### Short problem
Give back the whole listing exactly as shown.
►
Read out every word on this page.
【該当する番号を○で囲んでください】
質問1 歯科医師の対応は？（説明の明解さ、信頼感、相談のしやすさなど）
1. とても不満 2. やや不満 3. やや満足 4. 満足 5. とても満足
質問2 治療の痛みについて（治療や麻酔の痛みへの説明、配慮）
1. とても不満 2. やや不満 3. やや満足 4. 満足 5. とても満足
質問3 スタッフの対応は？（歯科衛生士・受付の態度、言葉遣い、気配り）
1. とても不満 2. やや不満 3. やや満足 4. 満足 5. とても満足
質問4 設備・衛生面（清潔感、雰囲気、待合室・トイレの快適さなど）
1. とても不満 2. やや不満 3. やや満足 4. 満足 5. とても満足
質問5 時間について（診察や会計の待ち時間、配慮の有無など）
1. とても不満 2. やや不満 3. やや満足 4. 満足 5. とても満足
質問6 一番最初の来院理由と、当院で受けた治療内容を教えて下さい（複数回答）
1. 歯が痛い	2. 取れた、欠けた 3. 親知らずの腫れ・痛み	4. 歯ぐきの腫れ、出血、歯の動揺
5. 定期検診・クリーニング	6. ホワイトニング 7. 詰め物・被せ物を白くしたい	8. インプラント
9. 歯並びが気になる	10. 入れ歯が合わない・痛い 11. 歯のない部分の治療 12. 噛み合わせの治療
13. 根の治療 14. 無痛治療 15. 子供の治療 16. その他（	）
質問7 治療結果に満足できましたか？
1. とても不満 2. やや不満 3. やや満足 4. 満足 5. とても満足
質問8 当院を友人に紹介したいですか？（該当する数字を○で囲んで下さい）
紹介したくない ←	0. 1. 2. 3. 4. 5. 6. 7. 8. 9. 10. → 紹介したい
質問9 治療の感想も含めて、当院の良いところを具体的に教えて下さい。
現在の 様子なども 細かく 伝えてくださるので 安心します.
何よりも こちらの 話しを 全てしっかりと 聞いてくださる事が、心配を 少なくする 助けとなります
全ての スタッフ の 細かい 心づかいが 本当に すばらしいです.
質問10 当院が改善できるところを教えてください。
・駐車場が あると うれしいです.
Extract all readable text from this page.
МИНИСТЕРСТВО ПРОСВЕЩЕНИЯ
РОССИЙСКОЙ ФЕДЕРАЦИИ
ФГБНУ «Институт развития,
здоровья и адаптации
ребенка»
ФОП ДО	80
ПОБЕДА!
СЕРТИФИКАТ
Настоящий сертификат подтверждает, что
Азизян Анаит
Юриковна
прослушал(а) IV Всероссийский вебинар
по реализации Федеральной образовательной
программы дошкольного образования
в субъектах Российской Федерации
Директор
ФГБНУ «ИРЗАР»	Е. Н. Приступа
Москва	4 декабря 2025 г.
◄
### The response
Read out every word on this page.
【該当する番号を○で囲んでください】
質問1 歯科医師の対応は？（説明の明解さ、信頼感、相談のしやすさなど）
1. とても不満 2. やや不満 3. やや満足 4. 満足 5. とても満足
質問2 治療の痛みについて（治療や麻酔の痛みへの説明、配慮）
1. とても不満 2. やや不満 3. やや満足 4. 満足 5. とても満足
質問3 スタッフの対応は？（歯科衛生士・受付の態度、言葉遣い、気配り）
1. とても不満 2. やや不満 3. やや満足 4. 満足 5. とても満足
質問4 設備・衛生面（清潔感、雰囲気、待合室・トイレの快適さなど）
1. とても不満 2. やや不満 3. やや満足 4. 満足 5. とても満足
質問5 時間について（診察や会計の待ち時間、配慮の有無など）
1. とても不満 2. やや不満 3. やや満足 4. 満足 5. とても満足
質問6 一番最初の来院理由と、当院で受けた治療内容を教えて下さい（複数回答）
1. 歯が痛い	2. 取れた、欠けた 3. 親知らずの腫れ・痛み	4. 歯ぐきの腫れ、出血、歯の動揺
5. 定期検診・クリーニング	6. ホワイトニング 7. 詰め物・被せ物を白くしたい	8. インプラント
9. 歯並びが気になる	10. 入れ歯が合わない・痛い 11. 歯のない部分の治療 12. 噛み合わせの治療
13. 根の治療 14. 無痛治療 15. 子供の治療 16. その他（	）
質問7 治療結果に満足できましたか？
1. とても不満 2. やや不満 3. やや満足 4. 満足 5. とても満足
質問8 当院を友人に紹介したいですか？（該当する数字を○で囲んで下さい）
紹介したくない ←	0. 1. 2. 3. 4. 5. 6. 7. 8. 9. 10. → 紹介したい
質問9 治療の感想も含めて、当院の良いところを具体的に教えて下さい。
現在の 様子なども 細かく 伝えてくださるので 安心します.
何よりも こちらの 話しを 全てしっかりと 聞いてくださる事が、心配を 少なくする 助けとなります
全ての スタッフ の 細かい 心づかいが 本当に すばらしいです.
質問10 当院が改善できるところを教えてください。
・駐車場が あると うれしいです.
Extract all readable text from this page.
МИНИСТЕРСТВО ПРОСВЕЩЕНИЯ
РОССИЙСКОЙ ФЕДЕРАЦИИ
ФГБНУ «Институт развития,
здоровья и адаптации
ребенка»
ФОП ДО	80
ПОБЕДА!
СЕРТИФИКАТ
Настоящий сертификат подтверждает, что
Азизян Анаит
Юриковна
прослушал(а) IV Всероссийский вебинар
по реализации Федеральной образовательной
программы дошкольного образования
в субъектах Российской Федерации
Директор
ФГБНУ «ИРЗАР»	Е. Н. Приступа
Москва	4 декабря 2025 г.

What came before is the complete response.